WHAT IS BEING ASKED =>
Output the material below in its entirety, exactly as given.

-- START OF INFORMATION PROVIDED --

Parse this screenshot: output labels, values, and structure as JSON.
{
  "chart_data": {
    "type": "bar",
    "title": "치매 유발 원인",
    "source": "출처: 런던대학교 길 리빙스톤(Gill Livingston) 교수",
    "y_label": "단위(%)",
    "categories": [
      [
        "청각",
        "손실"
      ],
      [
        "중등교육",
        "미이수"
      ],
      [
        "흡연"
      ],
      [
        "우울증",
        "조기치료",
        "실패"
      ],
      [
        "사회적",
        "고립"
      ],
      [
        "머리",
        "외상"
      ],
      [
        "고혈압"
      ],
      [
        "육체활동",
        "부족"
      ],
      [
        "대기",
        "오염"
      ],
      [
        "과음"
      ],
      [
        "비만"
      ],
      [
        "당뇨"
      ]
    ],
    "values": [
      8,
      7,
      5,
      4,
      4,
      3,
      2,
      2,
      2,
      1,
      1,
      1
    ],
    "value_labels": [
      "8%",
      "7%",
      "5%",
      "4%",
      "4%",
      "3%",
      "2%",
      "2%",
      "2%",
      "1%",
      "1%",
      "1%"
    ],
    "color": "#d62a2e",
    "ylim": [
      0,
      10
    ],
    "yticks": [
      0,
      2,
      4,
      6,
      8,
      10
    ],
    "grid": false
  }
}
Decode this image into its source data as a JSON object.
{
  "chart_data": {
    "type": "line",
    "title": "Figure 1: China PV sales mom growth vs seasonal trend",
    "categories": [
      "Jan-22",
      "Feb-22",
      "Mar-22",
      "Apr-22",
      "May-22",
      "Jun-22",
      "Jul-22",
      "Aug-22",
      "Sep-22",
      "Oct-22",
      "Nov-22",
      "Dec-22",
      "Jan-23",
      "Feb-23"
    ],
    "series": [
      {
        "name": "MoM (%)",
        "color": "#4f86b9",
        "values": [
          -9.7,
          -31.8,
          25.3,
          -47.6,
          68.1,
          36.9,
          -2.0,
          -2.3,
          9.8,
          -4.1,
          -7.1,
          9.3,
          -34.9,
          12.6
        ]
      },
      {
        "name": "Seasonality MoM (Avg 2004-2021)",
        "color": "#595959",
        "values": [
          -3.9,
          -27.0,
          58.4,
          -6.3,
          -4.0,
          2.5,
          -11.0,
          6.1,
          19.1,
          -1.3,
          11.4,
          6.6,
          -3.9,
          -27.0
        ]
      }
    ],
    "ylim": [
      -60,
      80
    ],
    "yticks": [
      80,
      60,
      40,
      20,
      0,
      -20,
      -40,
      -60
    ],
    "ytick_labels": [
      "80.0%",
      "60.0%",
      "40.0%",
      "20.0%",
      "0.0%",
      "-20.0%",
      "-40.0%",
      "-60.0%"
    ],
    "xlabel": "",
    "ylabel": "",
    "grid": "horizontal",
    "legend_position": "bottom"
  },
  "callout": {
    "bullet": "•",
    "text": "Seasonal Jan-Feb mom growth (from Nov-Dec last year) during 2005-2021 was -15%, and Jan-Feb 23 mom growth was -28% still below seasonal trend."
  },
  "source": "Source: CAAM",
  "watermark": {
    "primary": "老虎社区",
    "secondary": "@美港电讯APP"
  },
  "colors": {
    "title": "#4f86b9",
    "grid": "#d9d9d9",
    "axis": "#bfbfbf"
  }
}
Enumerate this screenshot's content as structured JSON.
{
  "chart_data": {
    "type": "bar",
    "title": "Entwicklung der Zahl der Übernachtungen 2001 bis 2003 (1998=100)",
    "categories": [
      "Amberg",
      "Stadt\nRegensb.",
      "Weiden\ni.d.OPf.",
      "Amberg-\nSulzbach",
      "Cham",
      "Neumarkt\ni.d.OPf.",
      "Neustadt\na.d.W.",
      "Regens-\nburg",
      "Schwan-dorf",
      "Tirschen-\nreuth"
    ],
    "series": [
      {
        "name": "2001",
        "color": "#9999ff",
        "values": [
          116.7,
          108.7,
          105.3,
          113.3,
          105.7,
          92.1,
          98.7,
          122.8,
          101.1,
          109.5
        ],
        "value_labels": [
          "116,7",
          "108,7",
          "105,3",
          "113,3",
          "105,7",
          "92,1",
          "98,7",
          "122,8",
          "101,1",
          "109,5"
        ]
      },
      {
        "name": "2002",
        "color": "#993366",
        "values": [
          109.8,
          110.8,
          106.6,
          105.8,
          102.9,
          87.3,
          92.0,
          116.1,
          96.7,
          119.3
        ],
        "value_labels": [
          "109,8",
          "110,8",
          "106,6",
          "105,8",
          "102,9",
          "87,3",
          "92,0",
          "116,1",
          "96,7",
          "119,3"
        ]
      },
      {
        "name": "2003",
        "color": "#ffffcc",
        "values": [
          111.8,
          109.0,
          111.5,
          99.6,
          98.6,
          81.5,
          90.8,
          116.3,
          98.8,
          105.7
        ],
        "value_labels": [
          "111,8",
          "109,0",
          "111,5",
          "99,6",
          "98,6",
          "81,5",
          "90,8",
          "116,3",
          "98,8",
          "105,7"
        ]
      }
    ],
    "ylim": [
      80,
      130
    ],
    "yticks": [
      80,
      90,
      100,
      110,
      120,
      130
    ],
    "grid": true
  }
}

-- END OF INFORMATION PROVIDED --

ANSWER =>
Parse this screenshot: output labels, values, and structure as JSON.
{
  "chart_data": {
    "type": "bar",
    "title": "치매 유발 원인",
    "source": "출처: 런던대학교 길 리빙스톤(Gill Livingston) 교수",
    "y_label": "단위(%)",
    "categories": [
      [
        "청각",
        "손실"
      ],
      [
        "중등교육",
        "미이수"
      ],
      [
        "흡연"
      ],
      [
        "우울증",
        "조기치료",
        "실패"
      ],
      [
        "사회적",
        "고립"
      ],
      [
        "머리",
        "외상"
      ],
      [
        "고혈압"
      ],
      [
        "육체활동",
        "부족"
      ],
      [
        "대기",
        "오염"
      ],
      [
        "과음"
      ],
      [
        "비만"
      ],
      [
        "당뇨"
      ]
    ],
    "values": [
      8,
      7,
      5,
      4,
      4,
      3,
      2,
      2,
      2,
      1,
      1,
      1
    ],
    "value_labels": [
      "8%",
      "7%",
      "5%",
      "4%",
      "4%",
      "3%",
      "2%",
      "2%",
      "2%",
      "1%",
      "1%",
      "1%"
    ],
    "color": "#d62a2e",
    "ylim": [
      0,
      10
    ],
    "yticks": [
      0,
      2,
      4,
      6,
      8,
      10
    ],
    "grid": false
  }
}
Decode this image into its source data as a JSON object.
{
  "chart_data": {
    "type": "line",
    "title": "Figure 1: China PV sales mom growth vs seasonal trend",
    "categories": [
      "Jan-22",
      "Feb-22",
      "Mar-22",
      "Apr-22",
      "May-22",
      "Jun-22",
      "Jul-22",
      "Aug-22",
      "Sep-22",
      "Oct-22",
      "Nov-22",
      "Dec-22",
      "Jan-23",
      "Feb-23"
    ],
    "series": [
      {
        "name": "MoM (%)",
        "color": "#4f86b9",
        "values": [
          -9.7,
          -31.8,
          25.3,
          -47.6,
          68.1,
          36.9,
          -2.0,
          -2.3,
          9.8,
          -4.1,
          -7.1,
          9.3,
          -34.9,
          12.6
        ]
      },
      {
        "name": "Seasonality MoM (Avg 2004-2021)",
        "color": "#595959",
        "values": [
          -3.9,
          -27.0,
          58.4,
          -6.3,
          -4.0,
          2.5,
          -11.0,
          6.1,
          19.1,
          -1.3,
          11.4,
          6.6,
          -3.9,
          -27.0
        ]
      }
    ],
    "ylim": [
      -60,
      80
    ],
    "yticks": [
      80,
      60,
      40,
      20,
      0,
      -20,
      -40,
      -60
    ],
    "ytick_labels": [
      "80.0%",
      "60.0%",
      "40.0%",
      "20.0%",
      "0.0%",
      "-20.0%",
      "-40.0%",
      "-60.0%"
    ],
    "xlabel": "",
    "ylabel": "",
    "grid": "horizontal",
    "legend_position": "bottom"
  },
  "callout": {
    "bullet": "•",
    "text": "Seasonal Jan-Feb mom growth (from Nov-Dec last year) during 2005-2021 was -15%, and Jan-Feb 23 mom growth was -28% still below seasonal trend."
  },
  "source": "Source: CAAM",
  "watermark": {
    "primary": "老虎社区",
    "secondary": "@美港电讯APP"
  },
  "colors": {
    "title": "#4f86b9",
    "grid": "#d9d9d9",
    "axis": "#bfbfbf"
  }
}
Enumerate this screenshot's content as structured JSON.
{
  "chart_data": {
    "type": "bar",
    "title": "Entwicklung der Zahl der Übernachtungen 2001 bis 2003 (1998=100)",
    "categories": [
      "Amberg",
      "Stadt\nRegensb.",
      "Weiden\ni.d.OPf.",
      "Amberg-\nSulzbach",
      "Cham",
      "Neumarkt\ni.d.OPf.",
      "Neustadt\na.d.W.",
      "Regens-\nburg",
      "Schwan-dorf",
      "Tirschen-\nreuth"
    ],
    "series": [
      {
        "name": "2001",
        "color": "#9999ff",
        "values": [
          116.7,
          108.7,
          105.3,
          113.3,
          105.7,
          92.1,
          98.7,
          122.8,
          101.1,
          109.5
        ],
        "value_labels": [
          "116,7",
          "108,7",
          "105,3",
          "113,3",
          "105,7",
          "92,1",
          "98,7",
          "122,8",
          "101,1",
          "109,5"
        ]
      },
      {
        "name": "2002",
        "color": "#993366",
        "values": [
          109.8,
          110.8,
          106.6,
          105.8,
          102.9,
          87.3,
          92.0,
          116.1,
          96.7,
          119.3
        ],
        "value_labels": [
          "109,8",
          "110,8",
          "106,6",
          "105,8",
          "102,9",
          "87,3",
          "92,0",
          "116,1",
          "96,7",
          "119,3"
        ]
      },
      {
        "name": "2003",
        "color": "#ffffcc",
        "values": [
          111.8,
          109.0,
          111.5,
          99.6,
          98.6,
          81.5,
          90.8,
          116.3,
          98.8,
          105.7
        ],
        "value_labels": [
          "111,8",
          "109,0",
          "111,5",
          "99,6",
          "98,6",
          "81,5",
          "90,8",
          "116,3",
          "98,8",
          "105,7"
        ]
      }
    ],
    "ylim": [
      80,
      130
    ],
    "yticks": [
      80,
      90,
      100,
      110,
      120,
      130
    ],
    "grid": true
  }
}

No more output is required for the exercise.